- WHAT THE TASK ASKS -
Extract the full listing below without altering a single character.

Extracted records
++++++++++
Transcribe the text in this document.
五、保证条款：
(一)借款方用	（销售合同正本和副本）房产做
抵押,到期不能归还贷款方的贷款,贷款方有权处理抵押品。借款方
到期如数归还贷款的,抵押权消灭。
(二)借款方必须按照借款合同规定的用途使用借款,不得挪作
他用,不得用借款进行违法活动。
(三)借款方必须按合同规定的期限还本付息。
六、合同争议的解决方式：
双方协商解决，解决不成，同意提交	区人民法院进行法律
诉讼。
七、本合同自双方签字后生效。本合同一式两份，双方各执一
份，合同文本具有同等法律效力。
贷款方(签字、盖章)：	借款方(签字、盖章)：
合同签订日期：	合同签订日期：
++++++++++
- PROBLEM SOLUTION -
Transcribe the text in this document.
五、保证条款：
(一)借款方用	（销售合同正本和副本）房产做
抵押,到期不能归还贷款方的贷款,贷款方有权处理抵押品。借款方
到期如数归还贷款的,抵押权消灭。
(二)借款方必须按照借款合同规定的用途使用借款,不得挪作
他用,不得用借款进行违法活动。
(三)借款方必须按合同规定的期限还本付息。
六、合同争议的解决方式：
双方协商解决，解决不成，同意提交	区人民法院进行法律
诉讼。
七、本合同自双方签字后生效。本合同一式两份，双方各执一
份，合同文本具有同等法律效力。
贷款方(签字、盖章)：	借款方(签字、盖章)：
合同签订日期：	合同签订日期：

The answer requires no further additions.